▸ WHAT IS REQUIRED
Take every line from the material that has the word "JSON" in it.

Dataset listings of figures
------
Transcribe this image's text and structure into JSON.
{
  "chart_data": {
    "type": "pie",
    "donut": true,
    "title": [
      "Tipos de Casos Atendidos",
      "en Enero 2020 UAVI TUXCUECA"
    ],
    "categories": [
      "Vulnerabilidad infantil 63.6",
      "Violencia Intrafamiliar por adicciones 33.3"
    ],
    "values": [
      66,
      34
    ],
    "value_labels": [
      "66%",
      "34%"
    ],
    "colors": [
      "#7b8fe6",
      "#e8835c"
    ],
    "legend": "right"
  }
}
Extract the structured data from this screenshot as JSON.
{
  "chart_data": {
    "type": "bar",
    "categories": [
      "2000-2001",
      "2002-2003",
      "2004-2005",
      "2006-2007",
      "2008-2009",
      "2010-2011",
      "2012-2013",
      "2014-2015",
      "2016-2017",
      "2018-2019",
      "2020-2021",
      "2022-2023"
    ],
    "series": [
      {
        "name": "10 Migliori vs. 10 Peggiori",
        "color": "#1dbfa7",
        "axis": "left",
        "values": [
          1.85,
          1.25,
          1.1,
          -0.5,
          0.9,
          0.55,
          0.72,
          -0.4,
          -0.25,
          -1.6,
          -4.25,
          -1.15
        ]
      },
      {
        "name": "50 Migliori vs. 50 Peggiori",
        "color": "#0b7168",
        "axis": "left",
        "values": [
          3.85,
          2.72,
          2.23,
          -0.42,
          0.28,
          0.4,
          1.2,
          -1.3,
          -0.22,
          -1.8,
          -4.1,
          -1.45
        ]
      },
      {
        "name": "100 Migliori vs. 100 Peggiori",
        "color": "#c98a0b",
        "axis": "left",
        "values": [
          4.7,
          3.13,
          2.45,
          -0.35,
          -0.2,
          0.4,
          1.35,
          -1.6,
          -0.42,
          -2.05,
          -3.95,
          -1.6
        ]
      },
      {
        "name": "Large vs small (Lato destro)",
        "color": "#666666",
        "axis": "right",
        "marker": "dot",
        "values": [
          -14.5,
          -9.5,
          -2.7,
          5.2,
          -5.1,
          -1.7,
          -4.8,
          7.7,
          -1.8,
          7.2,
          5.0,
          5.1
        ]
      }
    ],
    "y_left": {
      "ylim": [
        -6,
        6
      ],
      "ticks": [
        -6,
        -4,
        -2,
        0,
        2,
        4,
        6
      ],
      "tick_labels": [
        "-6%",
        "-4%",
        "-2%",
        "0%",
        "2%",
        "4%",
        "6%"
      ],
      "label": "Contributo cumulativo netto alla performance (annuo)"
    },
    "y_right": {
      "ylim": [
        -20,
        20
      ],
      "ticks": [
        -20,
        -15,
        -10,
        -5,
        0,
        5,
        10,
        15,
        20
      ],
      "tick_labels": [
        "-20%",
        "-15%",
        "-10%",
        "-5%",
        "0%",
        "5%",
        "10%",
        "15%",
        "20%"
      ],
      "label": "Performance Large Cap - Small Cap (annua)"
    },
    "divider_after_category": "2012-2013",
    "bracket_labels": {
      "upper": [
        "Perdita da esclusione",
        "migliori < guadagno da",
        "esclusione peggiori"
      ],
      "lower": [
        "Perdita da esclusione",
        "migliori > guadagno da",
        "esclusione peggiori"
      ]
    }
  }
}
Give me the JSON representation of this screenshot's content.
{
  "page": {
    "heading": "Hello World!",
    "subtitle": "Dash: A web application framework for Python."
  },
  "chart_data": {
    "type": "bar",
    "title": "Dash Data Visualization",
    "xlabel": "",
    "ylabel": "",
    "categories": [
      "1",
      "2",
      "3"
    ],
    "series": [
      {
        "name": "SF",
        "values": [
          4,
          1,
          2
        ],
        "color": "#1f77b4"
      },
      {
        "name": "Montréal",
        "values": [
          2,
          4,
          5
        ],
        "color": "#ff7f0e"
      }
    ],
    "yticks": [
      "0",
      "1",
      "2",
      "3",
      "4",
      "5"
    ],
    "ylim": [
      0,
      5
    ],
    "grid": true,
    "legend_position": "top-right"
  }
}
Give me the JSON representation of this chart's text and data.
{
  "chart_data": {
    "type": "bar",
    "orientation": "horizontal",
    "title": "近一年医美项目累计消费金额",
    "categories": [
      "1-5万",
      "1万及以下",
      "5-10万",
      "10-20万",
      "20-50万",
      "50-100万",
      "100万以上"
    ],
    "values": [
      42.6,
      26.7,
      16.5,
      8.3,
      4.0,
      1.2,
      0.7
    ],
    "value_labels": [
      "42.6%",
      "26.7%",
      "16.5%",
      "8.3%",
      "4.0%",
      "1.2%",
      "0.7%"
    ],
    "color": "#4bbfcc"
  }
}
------
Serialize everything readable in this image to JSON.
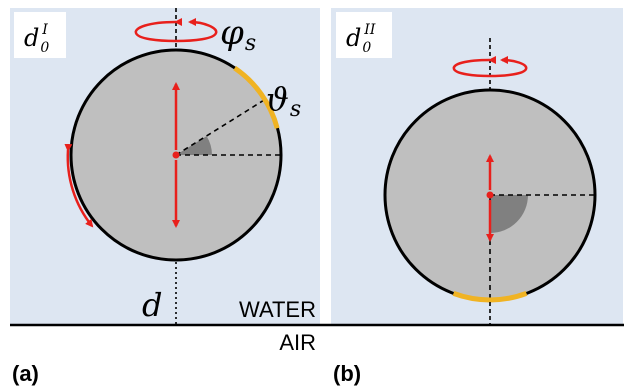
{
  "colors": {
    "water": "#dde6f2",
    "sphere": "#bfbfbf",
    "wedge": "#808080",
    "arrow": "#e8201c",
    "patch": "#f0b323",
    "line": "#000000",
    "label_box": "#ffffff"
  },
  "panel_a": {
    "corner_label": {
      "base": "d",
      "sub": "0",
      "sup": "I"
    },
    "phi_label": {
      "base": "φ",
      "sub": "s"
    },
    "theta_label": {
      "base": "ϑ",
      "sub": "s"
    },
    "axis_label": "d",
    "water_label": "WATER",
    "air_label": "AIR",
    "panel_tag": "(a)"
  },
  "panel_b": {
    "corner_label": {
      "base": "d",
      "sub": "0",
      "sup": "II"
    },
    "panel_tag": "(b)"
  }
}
------
▸ WORKED SOLUTION
Transcribe this image's text and structure into JSON.
Extract the structured data from this screenshot as JSON.
Give me the JSON representation of this screenshot's content.
Give me the JSON representation of this chart's text and data.
Serialize everything readable in this image to JSON.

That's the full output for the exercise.